(Figure content listings)
[Start of section]
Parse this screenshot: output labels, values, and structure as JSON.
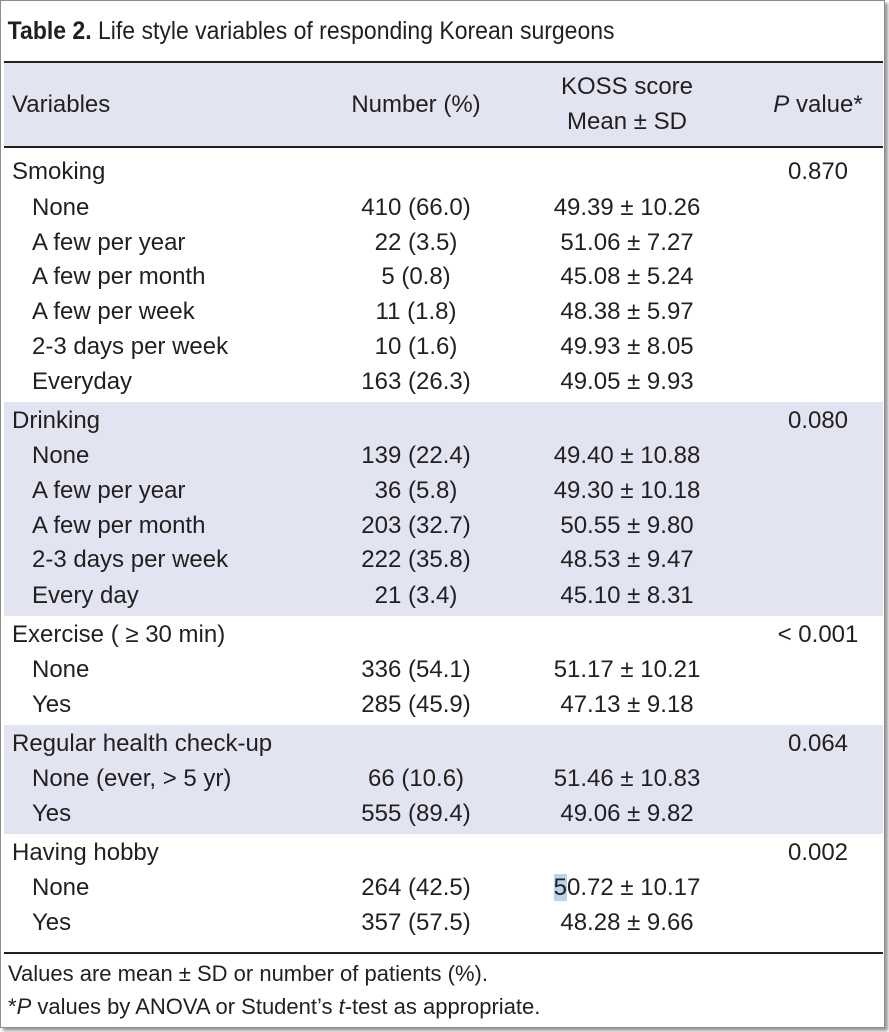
{
  "title": {
    "label": "Table 2.",
    "text": " Life style variables of responding Korean surgeons"
  },
  "header": {
    "variables": "Variables",
    "number": "Number (%)",
    "koss_line1": "KOSS score",
    "koss_line2": "Mean ± SD",
    "p_italic": "P",
    "p_rest": " value*"
  },
  "groups": [
    {
      "name": "Smoking",
      "p": "0.870",
      "rows": [
        {
          "label": "None",
          "number": "410 (66.0)",
          "score": "49.39 ± 10.26"
        },
        {
          "label": "A few per year",
          "number": "22 (3.5)",
          "score": "51.06 ± 7.27"
        },
        {
          "label": "A few per month",
          "number": "5 (0.8)",
          "score": "45.08 ± 5.24"
        },
        {
          "label": "A few per week",
          "number": "11 (1.8)",
          "score": "48.38 ± 5.97"
        },
        {
          "label": "2-3 days per week",
          "number": "10 (1.6)",
          "score": "49.93 ± 8.05"
        },
        {
          "label": "Everyday",
          "number": "163 (26.3)",
          "score": "49.05 ± 9.93"
        }
      ]
    },
    {
      "name": "Drinking",
      "p": "0.080",
      "rows": [
        {
          "label": "None",
          "number": "139 (22.4)",
          "score": "49.40 ± 10.88"
        },
        {
          "label": "A few per year",
          "number": "36 (5.8)",
          "score": "49.30 ± 10.18"
        },
        {
          "label": "A few per month",
          "number": "203 (32.7)",
          "score": "50.55 ± 9.80"
        },
        {
          "label": "2-3 days per week",
          "number": "222 (35.8)",
          "score": "48.53 ± 9.47"
        },
        {
          "label": "Every day",
          "number": "21 (3.4)",
          "score": "45.10 ± 8.31"
        }
      ]
    },
    {
      "name": "Exercise ( ≥ 30 min)",
      "p": "< 0.001",
      "rows": [
        {
          "label": "None",
          "number": "336 (54.1)",
          "score": "51.17 ± 10.21"
        },
        {
          "label": "Yes",
          "number": "285 (45.9)",
          "score": "47.13 ± 9.18"
        }
      ]
    },
    {
      "name": "Regular health check-up",
      "p": "0.064",
      "rows": [
        {
          "label": "None (ever,  > 5 yr)",
          "number": "66 (10.6)",
          "score": "51.46 ± 10.83"
        },
        {
          "label": "Yes",
          "number": "555 (89.4)",
          "score": "49.06 ± 9.82"
        }
      ]
    },
    {
      "name": "Having hobby",
      "p": "0.002",
      "rows": [
        {
          "label": "None",
          "number": "264 (42.5)",
          "score_first": "5",
          "score_rest": "0.72 ± 10.17"
        },
        {
          "label": "Yes",
          "number": "357 (57.5)",
          "score": "48.28 ± 9.66"
        }
      ]
    }
  ],
  "footnotes": {
    "line1": "Values are mean ± SD or number of patients (%).",
    "line2_star": "*",
    "line2_p": "P",
    "line2_mid": " values by ANOVA or Student’s ",
    "line2_t": "t",
    "line2_end": "-test as appropriate."
  }
}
[End of section]
• What is being asked
Output the records above character for character, but leave each image out.

• Answer to this exercise
Parse this screenshot: output labels, values, and structure as JSON.
{
  "title": {
    "label": "Table 2.",
    "text": " Life style variables of responding Korean surgeons"
  },
  "header": {
    "variables": "Variables",
    "number": "Number (%)",
    "koss_line1": "KOSS score",
    "koss_line2": "Mean ± SD",
    "p_italic": "P",
    "p_rest": " value*"
  },
  "groups": [
    {
      "name": "Smoking",
      "p": "0.870",
      "rows": [
        {
          "label": "None",
          "number": "410 (66.0)",
          "score": "49.39 ± 10.26"
        },
        {
          "label": "A few per year",
          "number": "22 (3.5)",
          "score": "51.06 ± 7.27"
        },
        {
          "label": "A few per month",
          "number": "5 (0.8)",
          "score": "45.08 ± 5.24"
        },
        {
          "label": "A few per week",
          "number": "11 (1.8)",
          "score": "48.38 ± 5.97"
        },
        {
          "label": "2-3 days per week",
          "number": "10 (1.6)",
          "score": "49.93 ± 8.05"
        },
        {
          "label": "Everyday",
          "number": "163 (26.3)",
          "score": "49.05 ± 9.93"
        }
      ]
    },
    {
      "name": "Drinking",
      "p": "0.080",
      "rows": [
        {
          "label": "None",
          "number": "139 (22.4)",
          "score": "49.40 ± 10.88"
        },
        {
          "label": "A few per year",
          "number": "36 (5.8)",
          "score": "49.30 ± 10.18"
        },
        {
          "label": "A few per month",
          "number": "203 (32.7)",
          "score": "50.55 ± 9.80"
        },
        {
          "label": "2-3 days per week",
          "number": "222 (35.8)",
          "score": "48.53 ± 9.47"
        },
        {
          "label": "Every day",
          "number": "21 (3.4)",
          "score": "45.10 ± 8.31"
        }
      ]
    },
    {
      "name": "Exercise ( ≥ 30 min)",
      "p": "< 0.001",
      "rows": [
        {
          "label": "None",
          "number": "336 (54.1)",
          "score": "51.17 ± 10.21"
        },
        {
          "label": "Yes",
          "number": "285 (45.9)",
          "score": "47.13 ± 9.18"
        }
      ]
    },
    {
      "name": "Regular health check-up",
      "p": "0.064",
      "rows": [
        {
          "label": "None (ever,  > 5 yr)",
          "number": "66 (10.6)",
          "score": "51.46 ± 10.83"
        },
        {
          "label": "Yes",
          "number": "555 (89.4)",
          "score": "49.06 ± 9.82"
        }
      ]
    },
    {
      "name": "Having hobby",
      "p": "0.002",
      "rows": [
        {
          "label": "None",
          "number": "264 (42.5)",
          "score_first": "5",
          "score_rest": "0.72 ± 10.17"
        },
        {
          "label": "Yes",
          "number": "357 (57.5)",
          "score": "48.28 ± 9.66"
        }
      ]
    }
  ],
  "footnotes": {
    "line1": "Values are mean ± SD or number of patients (%).",
    "line2_star": "*",
    "line2_p": "P",
    "line2_mid": " values by ANOVA or Student’s ",
    "line2_t": "t",
    "line2_end": "-test as appropriate."
  }
}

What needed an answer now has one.